>> Begin THE INPUT
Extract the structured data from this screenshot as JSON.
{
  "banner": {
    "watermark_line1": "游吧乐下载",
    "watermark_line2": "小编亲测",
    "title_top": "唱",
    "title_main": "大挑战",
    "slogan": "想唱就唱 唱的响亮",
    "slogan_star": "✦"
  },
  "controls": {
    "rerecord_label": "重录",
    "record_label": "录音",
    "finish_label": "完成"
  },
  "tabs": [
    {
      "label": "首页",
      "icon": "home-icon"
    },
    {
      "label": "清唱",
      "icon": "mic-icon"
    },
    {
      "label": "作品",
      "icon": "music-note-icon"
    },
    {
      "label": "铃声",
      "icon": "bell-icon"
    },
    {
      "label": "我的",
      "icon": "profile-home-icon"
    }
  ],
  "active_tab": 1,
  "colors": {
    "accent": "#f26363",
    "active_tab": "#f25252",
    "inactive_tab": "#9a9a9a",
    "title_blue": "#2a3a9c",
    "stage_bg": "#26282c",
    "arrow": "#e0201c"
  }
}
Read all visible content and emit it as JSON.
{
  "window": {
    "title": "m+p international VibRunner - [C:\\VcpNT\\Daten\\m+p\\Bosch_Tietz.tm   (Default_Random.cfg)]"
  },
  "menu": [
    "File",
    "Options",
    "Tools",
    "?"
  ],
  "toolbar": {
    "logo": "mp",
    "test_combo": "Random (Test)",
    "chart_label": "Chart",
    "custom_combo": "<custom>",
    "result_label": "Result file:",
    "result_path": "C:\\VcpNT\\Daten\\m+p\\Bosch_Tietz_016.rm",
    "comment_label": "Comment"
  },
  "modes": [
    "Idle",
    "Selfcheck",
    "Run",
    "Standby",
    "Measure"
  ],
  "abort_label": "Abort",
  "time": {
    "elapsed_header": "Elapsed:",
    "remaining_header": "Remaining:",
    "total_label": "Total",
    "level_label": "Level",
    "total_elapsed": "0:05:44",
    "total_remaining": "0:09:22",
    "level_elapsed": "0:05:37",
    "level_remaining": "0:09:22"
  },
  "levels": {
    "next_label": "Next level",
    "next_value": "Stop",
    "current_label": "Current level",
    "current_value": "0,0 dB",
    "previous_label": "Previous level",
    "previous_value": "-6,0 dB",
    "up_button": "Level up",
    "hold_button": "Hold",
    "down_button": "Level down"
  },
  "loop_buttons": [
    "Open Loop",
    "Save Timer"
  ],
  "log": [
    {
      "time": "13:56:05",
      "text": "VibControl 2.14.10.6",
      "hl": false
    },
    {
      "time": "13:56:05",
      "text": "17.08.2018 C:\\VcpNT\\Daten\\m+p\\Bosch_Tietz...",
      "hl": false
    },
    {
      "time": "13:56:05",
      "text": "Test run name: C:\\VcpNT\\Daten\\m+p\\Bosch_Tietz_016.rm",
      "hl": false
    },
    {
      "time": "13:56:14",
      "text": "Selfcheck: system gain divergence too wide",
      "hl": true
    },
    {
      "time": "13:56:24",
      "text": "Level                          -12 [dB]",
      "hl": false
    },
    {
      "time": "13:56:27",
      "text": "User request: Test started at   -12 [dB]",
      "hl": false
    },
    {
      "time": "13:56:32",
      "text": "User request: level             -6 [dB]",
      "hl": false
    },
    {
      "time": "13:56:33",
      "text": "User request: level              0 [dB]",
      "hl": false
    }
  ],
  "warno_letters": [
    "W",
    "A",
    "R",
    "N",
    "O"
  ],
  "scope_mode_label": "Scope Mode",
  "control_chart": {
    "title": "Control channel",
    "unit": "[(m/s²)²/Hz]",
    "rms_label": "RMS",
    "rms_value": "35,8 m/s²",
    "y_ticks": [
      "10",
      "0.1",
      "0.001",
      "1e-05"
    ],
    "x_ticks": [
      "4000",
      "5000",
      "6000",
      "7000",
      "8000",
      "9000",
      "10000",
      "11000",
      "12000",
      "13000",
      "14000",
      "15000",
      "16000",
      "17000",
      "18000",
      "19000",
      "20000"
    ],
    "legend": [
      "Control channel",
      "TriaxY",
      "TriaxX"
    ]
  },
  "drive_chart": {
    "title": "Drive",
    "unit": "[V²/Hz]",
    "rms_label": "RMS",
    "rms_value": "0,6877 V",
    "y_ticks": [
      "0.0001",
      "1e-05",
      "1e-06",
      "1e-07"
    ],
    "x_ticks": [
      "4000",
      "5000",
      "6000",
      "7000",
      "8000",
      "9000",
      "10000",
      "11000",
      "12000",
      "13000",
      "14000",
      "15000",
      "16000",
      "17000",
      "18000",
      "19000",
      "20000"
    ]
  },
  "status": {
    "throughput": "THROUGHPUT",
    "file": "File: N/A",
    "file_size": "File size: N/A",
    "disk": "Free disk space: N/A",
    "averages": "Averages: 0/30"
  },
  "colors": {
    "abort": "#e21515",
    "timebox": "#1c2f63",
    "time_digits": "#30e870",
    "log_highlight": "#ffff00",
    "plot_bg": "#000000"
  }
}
>> End THE INPUT
** GOAL **
Take the entries above and transcribe them exactly.

** THE OUTPUT **
Extract the structured data from this screenshot as JSON.
{
  "banner": {
    "watermark_line1": "游吧乐下载",
    "watermark_line2": "小编亲测",
    "title_top": "唱",
    "title_main": "大挑战",
    "slogan": "想唱就唱 唱的响亮",
    "slogan_star": "✦"
  },
  "controls": {
    "rerecord_label": "重录",
    "record_label": "录音",
    "finish_label": "完成"
  },
  "tabs": [
    {
      "label": "首页",
      "icon": "home-icon"
    },
    {
      "label": "清唱",
      "icon": "mic-icon"
    },
    {
      "label": "作品",
      "icon": "music-note-icon"
    },
    {
      "label": "铃声",
      "icon": "bell-icon"
    },
    {
      "label": "我的",
      "icon": "profile-home-icon"
    }
  ],
  "active_tab": 1,
  "colors": {
    "accent": "#f26363",
    "active_tab": "#f25252",
    "inactive_tab": "#9a9a9a",
    "title_blue": "#2a3a9c",
    "stage_bg": "#26282c",
    "arrow": "#e0201c"
  }
}
Read all visible content and emit it as JSON.
{
  "window": {
    "title": "m+p international VibRunner - [C:\\VcpNT\\Daten\\m+p\\Bosch_Tietz.tm   (Default_Random.cfg)]"
  },
  "menu": [
    "File",
    "Options",
    "Tools",
    "?"
  ],
  "toolbar": {
    "logo": "mp",
    "test_combo": "Random (Test)",
    "chart_label": "Chart",
    "custom_combo": "<custom>",
    "result_label": "Result file:",
    "result_path": "C:\\VcpNT\\Daten\\m+p\\Bosch_Tietz_016.rm",
    "comment_label": "Comment"
  },
  "modes": [
    "Idle",
    "Selfcheck",
    "Run",
    "Standby",
    "Measure"
  ],
  "abort_label": "Abort",
  "time": {
    "elapsed_header": "Elapsed:",
    "remaining_header": "Remaining:",
    "total_label": "Total",
    "level_label": "Level",
    "total_elapsed": "0:05:44",
    "total_remaining": "0:09:22",
    "level_elapsed": "0:05:37",
    "level_remaining": "0:09:22"
  },
  "levels": {
    "next_label": "Next level",
    "next_value": "Stop",
    "current_label": "Current level",
    "current_value": "0,0 dB",
    "previous_label": "Previous level",
    "previous_value": "-6,0 dB",
    "up_button": "Level up",
    "hold_button": "Hold",
    "down_button": "Level down"
  },
  "loop_buttons": [
    "Open Loop",
    "Save Timer"
  ],
  "log": [
    {
      "time": "13:56:05",
      "text": "VibControl 2.14.10.6",
      "hl": false
    },
    {
      "time": "13:56:05",
      "text": "17.08.2018 C:\\VcpNT\\Daten\\m+p\\Bosch_Tietz...",
      "hl": false
    },
    {
      "time": "13:56:05",
      "text": "Test run name: C:\\VcpNT\\Daten\\m+p\\Bosch_Tietz_016.rm",
      "hl": false
    },
    {
      "time": "13:56:14",
      "text": "Selfcheck: system gain divergence too wide",
      "hl": true
    },
    {
      "time": "13:56:24",
      "text": "Level                          -12 [dB]",
      "hl": false
    },
    {
      "time": "13:56:27",
      "text": "User request: Test started at   -12 [dB]",
      "hl": false
    },
    {
      "time": "13:56:32",
      "text": "User request: level             -6 [dB]",
      "hl": false
    },
    {
      "time": "13:56:33",
      "text": "User request: level              0 [dB]",
      "hl": false
    }
  ],
  "warno_letters": [
    "W",
    "A",
    "R",
    "N",
    "O"
  ],
  "scope_mode_label": "Scope Mode",
  "control_chart": {
    "title": "Control channel",
    "unit": "[(m/s²)²/Hz]",
    "rms_label": "RMS",
    "rms_value": "35,8 m/s²",
    "y_ticks": [
      "10",
      "0.1",
      "0.001",
      "1e-05"
    ],
    "x_ticks": [
      "4000",
      "5000",
      "6000",
      "7000",
      "8000",
      "9000",
      "10000",
      "11000",
      "12000",
      "13000",
      "14000",
      "15000",
      "16000",
      "17000",
      "18000",
      "19000",
      "20000"
    ],
    "legend": [
      "Control channel",
      "TriaxY",
      "TriaxX"
    ]
  },
  "drive_chart": {
    "title": "Drive",
    "unit": "[V²/Hz]",
    "rms_label": "RMS",
    "rms_value": "0,6877 V",
    "y_ticks": [
      "0.0001",
      "1e-05",
      "1e-06",
      "1e-07"
    ],
    "x_ticks": [
      "4000",
      "5000",
      "6000",
      "7000",
      "8000",
      "9000",
      "10000",
      "11000",
      "12000",
      "13000",
      "14000",
      "15000",
      "16000",
      "17000",
      "18000",
      "19000",
      "20000"
    ]
  },
  "status": {
    "throughput": "THROUGHPUT",
    "file": "File: N/A",
    "file_size": "File size: N/A",
    "disk": "Free disk space: N/A",
    "averages": "Averages: 0/30"
  },
  "colors": {
    "abort": "#e21515",
    "timebox": "#1c2f63",
    "time_digits": "#30e870",
    "log_highlight": "#ffff00",
    "plot_bg": "#000000"
  }
}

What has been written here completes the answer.